_MATERIAL_
▬▬▬
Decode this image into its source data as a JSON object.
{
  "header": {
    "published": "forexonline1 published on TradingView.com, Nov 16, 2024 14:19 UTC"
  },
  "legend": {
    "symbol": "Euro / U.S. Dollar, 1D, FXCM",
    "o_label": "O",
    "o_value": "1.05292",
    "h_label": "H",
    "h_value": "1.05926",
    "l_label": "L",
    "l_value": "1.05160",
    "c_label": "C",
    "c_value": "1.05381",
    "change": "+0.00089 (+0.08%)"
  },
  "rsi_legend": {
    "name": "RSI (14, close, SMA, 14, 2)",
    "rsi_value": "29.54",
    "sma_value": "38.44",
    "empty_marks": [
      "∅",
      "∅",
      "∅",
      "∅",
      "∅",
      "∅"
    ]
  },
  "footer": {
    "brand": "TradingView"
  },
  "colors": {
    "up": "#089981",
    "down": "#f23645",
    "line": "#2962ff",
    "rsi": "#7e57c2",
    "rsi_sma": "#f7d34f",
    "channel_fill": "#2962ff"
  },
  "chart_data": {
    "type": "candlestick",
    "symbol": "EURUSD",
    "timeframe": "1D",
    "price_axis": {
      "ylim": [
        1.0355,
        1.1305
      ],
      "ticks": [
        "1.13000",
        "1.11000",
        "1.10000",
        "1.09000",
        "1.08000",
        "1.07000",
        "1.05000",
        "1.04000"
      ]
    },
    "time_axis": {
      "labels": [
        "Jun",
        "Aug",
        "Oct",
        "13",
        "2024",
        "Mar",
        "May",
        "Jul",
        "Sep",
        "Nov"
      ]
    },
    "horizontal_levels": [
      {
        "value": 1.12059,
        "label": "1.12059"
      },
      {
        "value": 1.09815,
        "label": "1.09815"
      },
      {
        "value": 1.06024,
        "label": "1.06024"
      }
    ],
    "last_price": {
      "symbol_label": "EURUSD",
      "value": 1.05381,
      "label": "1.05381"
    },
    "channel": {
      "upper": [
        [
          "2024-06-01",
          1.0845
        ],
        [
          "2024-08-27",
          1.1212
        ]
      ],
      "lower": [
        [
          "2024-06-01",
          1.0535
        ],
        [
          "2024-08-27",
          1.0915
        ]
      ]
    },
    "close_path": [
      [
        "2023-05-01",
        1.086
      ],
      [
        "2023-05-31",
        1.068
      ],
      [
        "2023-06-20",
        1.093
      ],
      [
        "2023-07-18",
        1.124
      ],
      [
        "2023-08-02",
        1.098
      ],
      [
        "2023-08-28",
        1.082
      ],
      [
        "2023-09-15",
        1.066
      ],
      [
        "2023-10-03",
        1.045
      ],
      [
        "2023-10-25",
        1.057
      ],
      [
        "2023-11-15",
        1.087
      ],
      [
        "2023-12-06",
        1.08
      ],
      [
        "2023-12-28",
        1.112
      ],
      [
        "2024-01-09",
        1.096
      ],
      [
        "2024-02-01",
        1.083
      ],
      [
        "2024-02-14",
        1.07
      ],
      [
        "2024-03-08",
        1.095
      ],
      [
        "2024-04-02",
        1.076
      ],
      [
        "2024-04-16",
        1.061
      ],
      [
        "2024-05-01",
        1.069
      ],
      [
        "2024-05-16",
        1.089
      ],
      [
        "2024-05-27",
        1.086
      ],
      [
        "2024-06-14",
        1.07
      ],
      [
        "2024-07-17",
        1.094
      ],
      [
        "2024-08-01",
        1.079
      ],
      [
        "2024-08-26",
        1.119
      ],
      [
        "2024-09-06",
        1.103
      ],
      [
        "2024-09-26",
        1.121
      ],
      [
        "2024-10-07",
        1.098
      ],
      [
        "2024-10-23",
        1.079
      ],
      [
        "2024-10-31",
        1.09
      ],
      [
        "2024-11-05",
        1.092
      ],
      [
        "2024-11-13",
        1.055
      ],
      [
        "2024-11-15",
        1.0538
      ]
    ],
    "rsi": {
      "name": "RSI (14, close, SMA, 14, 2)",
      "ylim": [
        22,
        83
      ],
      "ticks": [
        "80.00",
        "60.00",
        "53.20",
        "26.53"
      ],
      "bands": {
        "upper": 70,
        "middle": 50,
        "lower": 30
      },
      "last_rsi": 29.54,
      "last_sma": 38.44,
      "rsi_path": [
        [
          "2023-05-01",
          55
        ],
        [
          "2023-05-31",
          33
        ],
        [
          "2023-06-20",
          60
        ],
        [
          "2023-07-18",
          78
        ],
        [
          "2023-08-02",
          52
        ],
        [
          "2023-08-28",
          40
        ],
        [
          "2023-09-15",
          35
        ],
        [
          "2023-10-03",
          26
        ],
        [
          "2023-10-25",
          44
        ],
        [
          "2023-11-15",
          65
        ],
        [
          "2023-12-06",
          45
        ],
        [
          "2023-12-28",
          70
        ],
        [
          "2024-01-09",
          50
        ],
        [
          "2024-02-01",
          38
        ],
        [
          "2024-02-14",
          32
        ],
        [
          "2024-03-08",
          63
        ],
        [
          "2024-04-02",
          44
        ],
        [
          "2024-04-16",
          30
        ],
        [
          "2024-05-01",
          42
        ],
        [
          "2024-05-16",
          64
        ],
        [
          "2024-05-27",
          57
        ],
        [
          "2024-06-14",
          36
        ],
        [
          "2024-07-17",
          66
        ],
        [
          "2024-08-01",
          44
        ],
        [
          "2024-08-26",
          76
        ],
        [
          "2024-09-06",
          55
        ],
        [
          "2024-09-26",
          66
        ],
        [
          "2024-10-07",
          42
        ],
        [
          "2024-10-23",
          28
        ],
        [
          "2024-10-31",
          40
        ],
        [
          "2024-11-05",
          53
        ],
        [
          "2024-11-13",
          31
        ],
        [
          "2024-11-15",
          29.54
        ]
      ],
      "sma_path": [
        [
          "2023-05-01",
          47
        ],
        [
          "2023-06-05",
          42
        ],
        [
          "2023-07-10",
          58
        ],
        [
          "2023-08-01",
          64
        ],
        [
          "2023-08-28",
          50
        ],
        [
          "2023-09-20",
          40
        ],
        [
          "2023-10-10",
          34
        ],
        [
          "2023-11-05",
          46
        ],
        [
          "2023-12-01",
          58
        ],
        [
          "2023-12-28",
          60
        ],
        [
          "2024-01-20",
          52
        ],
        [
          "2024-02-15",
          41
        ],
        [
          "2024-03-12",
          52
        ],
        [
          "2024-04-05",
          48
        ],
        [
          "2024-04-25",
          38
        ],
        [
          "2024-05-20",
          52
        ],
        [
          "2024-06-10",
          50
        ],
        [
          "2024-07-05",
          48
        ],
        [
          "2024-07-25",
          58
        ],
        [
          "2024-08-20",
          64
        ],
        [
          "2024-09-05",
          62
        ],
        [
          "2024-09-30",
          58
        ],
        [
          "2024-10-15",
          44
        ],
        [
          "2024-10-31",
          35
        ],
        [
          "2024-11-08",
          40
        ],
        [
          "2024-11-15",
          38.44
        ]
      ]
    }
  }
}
▬▬▬
_DIRECTIONS_
Print out the whole listing exactly as it appears.

_EXERCISE OUTPUT_
Decode this image into its source data as a JSON object.
{
  "header": {
    "published": "forexonline1 published on TradingView.com, Nov 16, 2024 14:19 UTC"
  },
  "legend": {
    "symbol": "Euro / U.S. Dollar, 1D, FXCM",
    "o_label": "O",
    "o_value": "1.05292",
    "h_label": "H",
    "h_value": "1.05926",
    "l_label": "L",
    "l_value": "1.05160",
    "c_label": "C",
    "c_value": "1.05381",
    "change": "+0.00089 (+0.08%)"
  },
  "rsi_legend": {
    "name": "RSI (14, close, SMA, 14, 2)",
    "rsi_value": "29.54",
    "sma_value": "38.44",
    "empty_marks": [
      "∅",
      "∅",
      "∅",
      "∅",
      "∅",
      "∅"
    ]
  },
  "footer": {
    "brand": "TradingView"
  },
  "colors": {
    "up": "#089981",
    "down": "#f23645",
    "line": "#2962ff",
    "rsi": "#7e57c2",
    "rsi_sma": "#f7d34f",
    "channel_fill": "#2962ff"
  },
  "chart_data": {
    "type": "candlestick",
    "symbol": "EURUSD",
    "timeframe": "1D",
    "price_axis": {
      "ylim": [
        1.0355,
        1.1305
      ],
      "ticks": [
        "1.13000",
        "1.11000",
        "1.10000",
        "1.09000",
        "1.08000",
        "1.07000",
        "1.05000",
        "1.04000"
      ]
    },
    "time_axis": {
      "labels": [
        "Jun",
        "Aug",
        "Oct",
        "13",
        "2024",
        "Mar",
        "May",
        "Jul",
        "Sep",
        "Nov"
      ]
    },
    "horizontal_levels": [
      {
        "value": 1.12059,
        "label": "1.12059"
      },
      {
        "value": 1.09815,
        "label": "1.09815"
      },
      {
        "value": 1.06024,
        "label": "1.06024"
      }
    ],
    "last_price": {
      "symbol_label": "EURUSD",
      "value": 1.05381,
      "label": "1.05381"
    },
    "channel": {
      "upper": [
        [
          "2024-06-01",
          1.0845
        ],
        [
          "2024-08-27",
          1.1212
        ]
      ],
      "lower": [
        [
          "2024-06-01",
          1.0535
        ],
        [
          "2024-08-27",
          1.0915
        ]
      ]
    },
    "close_path": [
      [
        "2023-05-01",
        1.086
      ],
      [
        "2023-05-31",
        1.068
      ],
      [
        "2023-06-20",
        1.093
      ],
      [
        "2023-07-18",
        1.124
      ],
      [
        "2023-08-02",
        1.098
      ],
      [
        "2023-08-28",
        1.082
      ],
      [
        "2023-09-15",
        1.066
      ],
      [
        "2023-10-03",
        1.045
      ],
      [
        "2023-10-25",
        1.057
      ],
      [
        "2023-11-15",
        1.087
      ],
      [
        "2023-12-06",
        1.08
      ],
      [
        "2023-12-28",
        1.112
      ],
      [
        "2024-01-09",
        1.096
      ],
      [
        "2024-02-01",
        1.083
      ],
      [
        "2024-02-14",
        1.07
      ],
      [
        "2024-03-08",
        1.095
      ],
      [
        "2024-04-02",
        1.076
      ],
      [
        "2024-04-16",
        1.061
      ],
      [
        "2024-05-01",
        1.069
      ],
      [
        "2024-05-16",
        1.089
      ],
      [
        "2024-05-27",
        1.086
      ],
      [
        "2024-06-14",
        1.07
      ],
      [
        "2024-07-17",
        1.094
      ],
      [
        "2024-08-01",
        1.079
      ],
      [
        "2024-08-26",
        1.119
      ],
      [
        "2024-09-06",
        1.103
      ],
      [
        "2024-09-26",
        1.121
      ],
      [
        "2024-10-07",
        1.098
      ],
      [
        "2024-10-23",
        1.079
      ],
      [
        "2024-10-31",
        1.09
      ],
      [
        "2024-11-05",
        1.092
      ],
      [
        "2024-11-13",
        1.055
      ],
      [
        "2024-11-15",
        1.0538
      ]
    ],
    "rsi": {
      "name": "RSI (14, close, SMA, 14, 2)",
      "ylim": [
        22,
        83
      ],
      "ticks": [
        "80.00",
        "60.00",
        "53.20",
        "26.53"
      ],
      "bands": {
        "upper": 70,
        "middle": 50,
        "lower": 30
      },
      "last_rsi": 29.54,
      "last_sma": 38.44,
      "rsi_path": [
        [
          "2023-05-01",
          55
        ],
        [
          "2023-05-31",
          33
        ],
        [
          "2023-06-20",
          60
        ],
        [
          "2023-07-18",
          78
        ],
        [
          "2023-08-02",
          52
        ],
        [
          "2023-08-28",
          40
        ],
        [
          "2023-09-15",
          35
        ],
        [
          "2023-10-03",
          26
        ],
        [
          "2023-10-25",
          44
        ],
        [
          "2023-11-15",
          65
        ],
        [
          "2023-12-06",
          45
        ],
        [
          "2023-12-28",
          70
        ],
        [
          "2024-01-09",
          50
        ],
        [
          "2024-02-01",
          38
        ],
        [
          "2024-02-14",
          32
        ],
        [
          "2024-03-08",
          63
        ],
        [
          "2024-04-02",
          44
        ],
        [
          "2024-04-16",
          30
        ],
        [
          "2024-05-01",
          42
        ],
        [
          "2024-05-16",
          64
        ],
        [
          "2024-05-27",
          57
        ],
        [
          "2024-06-14",
          36
        ],
        [
          "2024-07-17",
          66
        ],
        [
          "2024-08-01",
          44
        ],
        [
          "2024-08-26",
          76
        ],
        [
          "2024-09-06",
          55
        ],
        [
          "2024-09-26",
          66
        ],
        [
          "2024-10-07",
          42
        ],
        [
          "2024-10-23",
          28
        ],
        [
          "2024-10-31",
          40
        ],
        [
          "2024-11-05",
          53
        ],
        [
          "2024-11-13",
          31
        ],
        [
          "2024-11-15",
          29.54
        ]
      ],
      "sma_path": [
        [
          "2023-05-01",
          47
        ],
        [
          "2023-06-05",
          42
        ],
        [
          "2023-07-10",
          58
        ],
        [
          "2023-08-01",
          64
        ],
        [
          "2023-08-28",
          50
        ],
        [
          "2023-09-20",
          40
        ],
        [
          "2023-10-10",
          34
        ],
        [
          "2023-11-05",
          46
        ],
        [
          "2023-12-01",
          58
        ],
        [
          "2023-12-28",
          60
        ],
        [
          "2024-01-20",
          52
        ],
        [
          "2024-02-15",
          41
        ],
        [
          "2024-03-12",
          52
        ],
        [
          "2024-04-05",
          48
        ],
        [
          "2024-04-25",
          38
        ],
        [
          "2024-05-20",
          52
        ],
        [
          "2024-06-10",
          50
        ],
        [
          "2024-07-05",
          48
        ],
        [
          "2024-07-25",
          58
        ],
        [
          "2024-08-20",
          64
        ],
        [
          "2024-09-05",
          62
        ],
        [
          "2024-09-30",
          58
        ],
        [
          "2024-10-15",
          44
        ],
        [
          "2024-10-31",
          35
        ],
        [
          "2024-11-08",
          40
        ],
        [
          "2024-11-15",
          38.44
        ]
      ]
    }
  }
}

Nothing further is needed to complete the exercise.